The subject knowledge is indispensable because only teachers who have a deep
understanding of content are capable of “making connections, promoting
discovery, evaluating alternative responses, and providing experiences that
promote higher-level thinking skills” (Cain, 2000). On the
other hand, content knowledge is not enough because we expect teachers to do
more than walking their students step-by-step through an algorithm. As Franke (2000) points out:
Knowledge-in-action
demands that teachers know how to use their knowledge of the content to enhance
the understanding of their students. Teachers need to know what question to ask
when a student tells them that 7 =3 +4 is not true. They need to know which
problem to pose next and what a student could say to demonstrate understanding.
That
is, we need elementary teachers to develop an attitude towards learning and
teaching mathematics that will help them communicate the truth that mathematics
is not “a succession of disparate facts, definitions, and computational
procedures to be memorized piecemeal” (CBMS Recommendations,
2001). Rather, we need to provide elementary teachers with a program that
will enable them to become teachers with “detailed knowledge of students’
thinking, a way of organizing that knowledge, and a view that this knowledge is
theirs to add to, challenge, and adapt” (Franke, 2000).
Let’s look more closely into the three sets of expectations as outlined by the
CBMS, NCTM and Achieve (Foundations for Success).
The
CBMS recommendations (2001) sum up the qualifications of an elementary teacher
as follows:
Teaching
elementary mathematics requires both considerable mathematical knowledge and a
wide range of pedagogical skills. For example, teachers must have the patience
to listen for, as well as the ability to hear, the sense---the logic---in
children's mathematical ideas. They need to see the topics they teach as embedded
in rich networks of interrelated concepts, know where, within those networks,
to situate the tasks they set their students and the ideas these tasks elicit.
In preparing a lesson, they must be able to appraise and select appropriate
activities, and choose representations that will bring into focus the
mathematics on the agenda. Then, in the flow of the lesson, they must instantly
decide which among the alternative courses of action open to them will best
sustain productive discussion.
Plainly
speaking, the CBMS recommends that the elementary teachers should be highly
aware of the numerous connections in the mathematical ideas. They should be
flexible in drawing upon their personal knowledge of the subject and help
redirect students as they wander off many tangents to focus back on a
productive discussion about the math involved. Therefore, the teachers should
have ample patience to listen and understand the reasoning of their young
scientists so that they can build on a student’s conjectures rather than giving
them recipes of the right way to solve a problem. In short, the teachers should
act like a catalyst in a class full of experimentation and exciting
discoveries.
In
addition, there are some expectations on behalf of the National Council of
Teachers of Mathematics (NCTM). Although the document doesn’t explicitly
outline the requirements for elementary teachers’ certification, it does
present the following set of expectations for teachers in general and some
aspirations for the elementary teachers in specific (NCTM,
2001):
In
the elementary grades, convincing students that they can do mathematics and
helping them enjoy it are important goals.

## [Stored rows]
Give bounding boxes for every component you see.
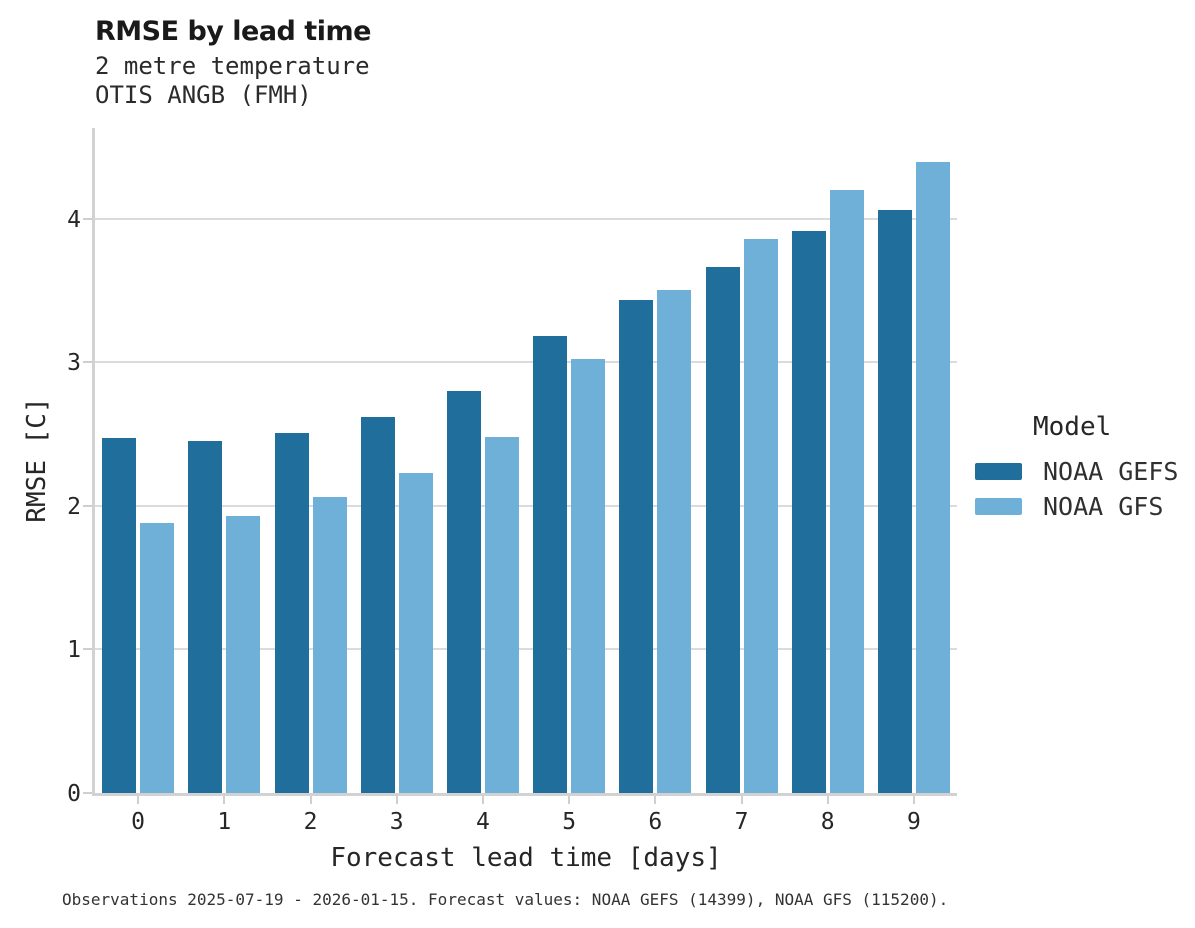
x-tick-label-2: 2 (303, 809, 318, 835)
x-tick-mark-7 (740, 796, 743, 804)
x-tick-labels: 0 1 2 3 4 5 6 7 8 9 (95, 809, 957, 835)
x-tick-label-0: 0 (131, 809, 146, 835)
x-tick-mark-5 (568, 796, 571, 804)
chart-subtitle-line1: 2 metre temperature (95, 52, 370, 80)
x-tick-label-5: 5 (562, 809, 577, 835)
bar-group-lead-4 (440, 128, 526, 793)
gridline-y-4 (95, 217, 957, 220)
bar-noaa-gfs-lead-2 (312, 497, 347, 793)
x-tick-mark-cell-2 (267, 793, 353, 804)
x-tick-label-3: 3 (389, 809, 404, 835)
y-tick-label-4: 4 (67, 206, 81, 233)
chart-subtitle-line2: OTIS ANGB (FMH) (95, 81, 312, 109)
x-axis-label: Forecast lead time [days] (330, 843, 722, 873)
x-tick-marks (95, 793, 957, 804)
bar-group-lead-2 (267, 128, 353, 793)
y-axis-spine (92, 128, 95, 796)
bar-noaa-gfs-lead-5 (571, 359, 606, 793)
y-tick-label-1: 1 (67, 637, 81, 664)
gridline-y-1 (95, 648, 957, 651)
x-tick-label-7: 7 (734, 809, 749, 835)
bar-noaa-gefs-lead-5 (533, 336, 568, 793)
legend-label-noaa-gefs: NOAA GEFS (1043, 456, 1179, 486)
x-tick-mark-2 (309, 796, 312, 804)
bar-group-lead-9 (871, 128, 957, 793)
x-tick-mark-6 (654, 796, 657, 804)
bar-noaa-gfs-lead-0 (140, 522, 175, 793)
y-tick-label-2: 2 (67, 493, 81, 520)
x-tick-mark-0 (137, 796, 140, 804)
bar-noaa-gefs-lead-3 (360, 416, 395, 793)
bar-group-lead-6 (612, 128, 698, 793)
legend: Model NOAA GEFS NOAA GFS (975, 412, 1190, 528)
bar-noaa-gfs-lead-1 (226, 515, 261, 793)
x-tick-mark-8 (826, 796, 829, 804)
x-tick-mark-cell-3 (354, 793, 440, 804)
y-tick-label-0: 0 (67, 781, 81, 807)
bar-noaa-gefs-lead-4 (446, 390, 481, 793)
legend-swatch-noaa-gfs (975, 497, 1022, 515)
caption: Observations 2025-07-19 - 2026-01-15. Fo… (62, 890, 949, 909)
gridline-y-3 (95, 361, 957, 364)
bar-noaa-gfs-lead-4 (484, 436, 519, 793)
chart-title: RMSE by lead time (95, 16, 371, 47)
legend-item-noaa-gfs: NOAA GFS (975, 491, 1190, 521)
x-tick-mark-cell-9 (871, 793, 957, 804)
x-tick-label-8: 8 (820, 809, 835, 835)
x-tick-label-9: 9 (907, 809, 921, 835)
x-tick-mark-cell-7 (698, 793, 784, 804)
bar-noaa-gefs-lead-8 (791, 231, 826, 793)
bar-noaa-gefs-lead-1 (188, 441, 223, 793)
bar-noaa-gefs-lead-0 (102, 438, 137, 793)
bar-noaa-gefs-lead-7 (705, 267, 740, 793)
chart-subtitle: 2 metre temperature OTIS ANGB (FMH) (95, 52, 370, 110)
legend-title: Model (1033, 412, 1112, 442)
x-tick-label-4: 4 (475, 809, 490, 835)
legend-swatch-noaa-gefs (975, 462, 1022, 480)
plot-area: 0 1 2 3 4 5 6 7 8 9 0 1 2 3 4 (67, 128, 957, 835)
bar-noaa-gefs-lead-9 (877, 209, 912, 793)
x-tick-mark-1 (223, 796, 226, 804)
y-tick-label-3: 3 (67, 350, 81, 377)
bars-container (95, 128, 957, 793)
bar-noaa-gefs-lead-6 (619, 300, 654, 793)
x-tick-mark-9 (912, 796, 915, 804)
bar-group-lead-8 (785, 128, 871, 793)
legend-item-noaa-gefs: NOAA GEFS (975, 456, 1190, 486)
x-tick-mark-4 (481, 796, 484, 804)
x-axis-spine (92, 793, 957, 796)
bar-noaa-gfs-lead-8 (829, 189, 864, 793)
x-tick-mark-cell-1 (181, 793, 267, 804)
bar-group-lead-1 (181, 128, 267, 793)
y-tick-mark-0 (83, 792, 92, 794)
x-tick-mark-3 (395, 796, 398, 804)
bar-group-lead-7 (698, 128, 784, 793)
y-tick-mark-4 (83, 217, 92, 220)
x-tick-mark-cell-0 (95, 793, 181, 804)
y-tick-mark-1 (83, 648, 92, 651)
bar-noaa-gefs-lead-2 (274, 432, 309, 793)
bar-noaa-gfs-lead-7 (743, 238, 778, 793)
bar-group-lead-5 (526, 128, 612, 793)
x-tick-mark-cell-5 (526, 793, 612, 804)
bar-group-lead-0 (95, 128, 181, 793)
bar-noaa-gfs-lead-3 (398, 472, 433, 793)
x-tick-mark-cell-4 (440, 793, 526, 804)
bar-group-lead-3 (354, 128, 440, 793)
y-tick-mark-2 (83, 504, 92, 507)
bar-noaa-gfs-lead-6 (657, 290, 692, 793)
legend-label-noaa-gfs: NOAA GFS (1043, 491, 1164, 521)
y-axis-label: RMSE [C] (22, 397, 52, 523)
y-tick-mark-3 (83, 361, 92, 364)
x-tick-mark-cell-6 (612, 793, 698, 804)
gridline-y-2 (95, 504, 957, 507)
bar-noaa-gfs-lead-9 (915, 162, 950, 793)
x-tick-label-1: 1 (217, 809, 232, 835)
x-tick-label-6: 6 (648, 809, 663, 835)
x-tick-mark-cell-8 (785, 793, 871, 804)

## [The request]
Set down, word for word, the part of the passage on preparing elementary mathematics teachers above, starting with "Let’s look more" and going on through "these tasks elicit.".

## [Answer to the task]
Let’s look more closely into the three sets of expectations as outlined by the
CBMS, NCTM and Achieve (Foundations for Success).
The
CBMS recommendations (2001) sum up the qualifications of an elementary teacher
as follows:
Teaching
elementary mathematics requires both considerable mathematical knowledge and a
wide range of pedagogical skills. For example, teachers must have the patience
to listen for, as well as the ability to hear, the sense---the logic---in
children's mathematical ideas. They need to see the topics they teach as embedded
in rich networks of interrelated concepts, know where, within those networks,
to situate the tasks they set their students and the ideas these tasks elicit.